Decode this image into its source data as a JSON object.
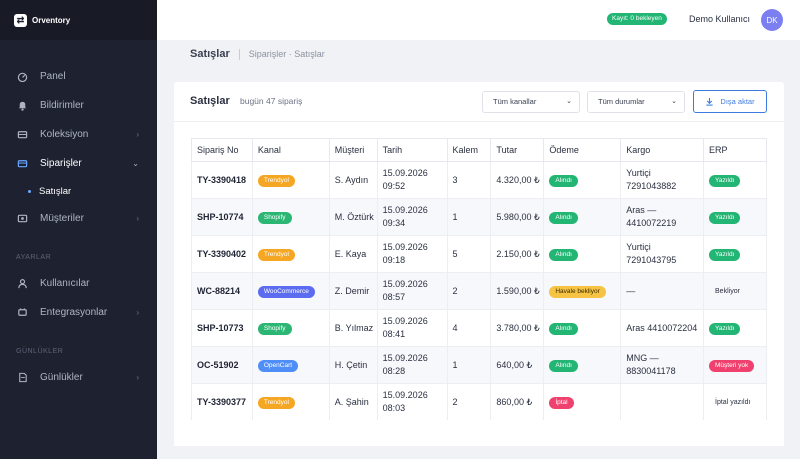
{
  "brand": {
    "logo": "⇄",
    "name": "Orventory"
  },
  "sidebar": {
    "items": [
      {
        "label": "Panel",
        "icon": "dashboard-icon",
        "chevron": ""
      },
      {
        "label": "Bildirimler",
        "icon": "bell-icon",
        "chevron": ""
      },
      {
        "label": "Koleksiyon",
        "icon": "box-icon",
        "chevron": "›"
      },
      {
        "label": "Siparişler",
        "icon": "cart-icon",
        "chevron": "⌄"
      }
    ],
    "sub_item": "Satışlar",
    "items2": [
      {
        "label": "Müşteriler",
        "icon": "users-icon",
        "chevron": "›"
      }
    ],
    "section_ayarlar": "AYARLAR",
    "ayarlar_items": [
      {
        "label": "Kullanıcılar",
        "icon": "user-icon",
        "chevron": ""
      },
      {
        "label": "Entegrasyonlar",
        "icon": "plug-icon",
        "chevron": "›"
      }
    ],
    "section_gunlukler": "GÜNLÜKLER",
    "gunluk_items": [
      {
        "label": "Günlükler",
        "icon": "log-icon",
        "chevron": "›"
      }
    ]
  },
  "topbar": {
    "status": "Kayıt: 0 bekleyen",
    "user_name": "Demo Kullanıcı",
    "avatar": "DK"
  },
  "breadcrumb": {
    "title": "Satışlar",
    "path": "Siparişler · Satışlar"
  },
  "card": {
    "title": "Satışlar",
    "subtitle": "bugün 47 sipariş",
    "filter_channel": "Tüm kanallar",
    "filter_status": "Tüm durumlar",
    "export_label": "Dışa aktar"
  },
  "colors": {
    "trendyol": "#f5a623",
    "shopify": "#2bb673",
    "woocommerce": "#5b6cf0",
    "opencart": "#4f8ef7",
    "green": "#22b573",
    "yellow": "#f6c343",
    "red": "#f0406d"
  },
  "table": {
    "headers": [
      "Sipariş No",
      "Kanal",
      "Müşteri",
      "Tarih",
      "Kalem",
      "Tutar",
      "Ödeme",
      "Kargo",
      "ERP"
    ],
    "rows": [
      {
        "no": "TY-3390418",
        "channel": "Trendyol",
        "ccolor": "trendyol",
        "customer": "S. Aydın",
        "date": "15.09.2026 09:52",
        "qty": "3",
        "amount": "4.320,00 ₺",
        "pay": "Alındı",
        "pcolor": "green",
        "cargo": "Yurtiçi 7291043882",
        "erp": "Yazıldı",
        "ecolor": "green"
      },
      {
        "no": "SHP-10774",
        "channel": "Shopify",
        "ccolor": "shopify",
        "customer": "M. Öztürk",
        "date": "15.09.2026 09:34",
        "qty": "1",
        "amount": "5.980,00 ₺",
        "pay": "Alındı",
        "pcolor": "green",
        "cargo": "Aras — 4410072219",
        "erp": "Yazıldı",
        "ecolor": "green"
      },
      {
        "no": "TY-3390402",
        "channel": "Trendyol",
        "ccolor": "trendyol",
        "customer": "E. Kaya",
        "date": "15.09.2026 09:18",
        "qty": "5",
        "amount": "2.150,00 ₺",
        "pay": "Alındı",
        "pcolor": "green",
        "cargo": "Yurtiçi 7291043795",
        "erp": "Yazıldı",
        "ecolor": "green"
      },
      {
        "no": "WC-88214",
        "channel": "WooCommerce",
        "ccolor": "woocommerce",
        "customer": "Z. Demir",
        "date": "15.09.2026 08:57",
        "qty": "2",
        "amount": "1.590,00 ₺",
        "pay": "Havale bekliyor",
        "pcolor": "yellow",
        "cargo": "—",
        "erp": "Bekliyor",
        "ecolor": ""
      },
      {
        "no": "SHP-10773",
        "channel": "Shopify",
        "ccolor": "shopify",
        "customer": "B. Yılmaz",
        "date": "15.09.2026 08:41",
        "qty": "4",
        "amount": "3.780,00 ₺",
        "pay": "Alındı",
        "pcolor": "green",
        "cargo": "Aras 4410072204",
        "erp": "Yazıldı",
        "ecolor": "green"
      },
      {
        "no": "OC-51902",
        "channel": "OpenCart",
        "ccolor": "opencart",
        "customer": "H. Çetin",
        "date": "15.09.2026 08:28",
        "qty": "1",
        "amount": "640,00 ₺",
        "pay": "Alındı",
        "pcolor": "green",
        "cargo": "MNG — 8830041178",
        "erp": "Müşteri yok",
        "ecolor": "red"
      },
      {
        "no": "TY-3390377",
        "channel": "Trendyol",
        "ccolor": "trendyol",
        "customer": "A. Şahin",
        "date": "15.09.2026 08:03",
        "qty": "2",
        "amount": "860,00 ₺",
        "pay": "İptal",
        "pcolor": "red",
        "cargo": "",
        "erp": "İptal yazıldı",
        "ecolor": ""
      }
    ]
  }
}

........

» **WRITTEN INSTRUCTION**
Across the entries, how many lines hold the word "cargo"? Say only the number.

» **SOLUTION TO THIS TASK**
7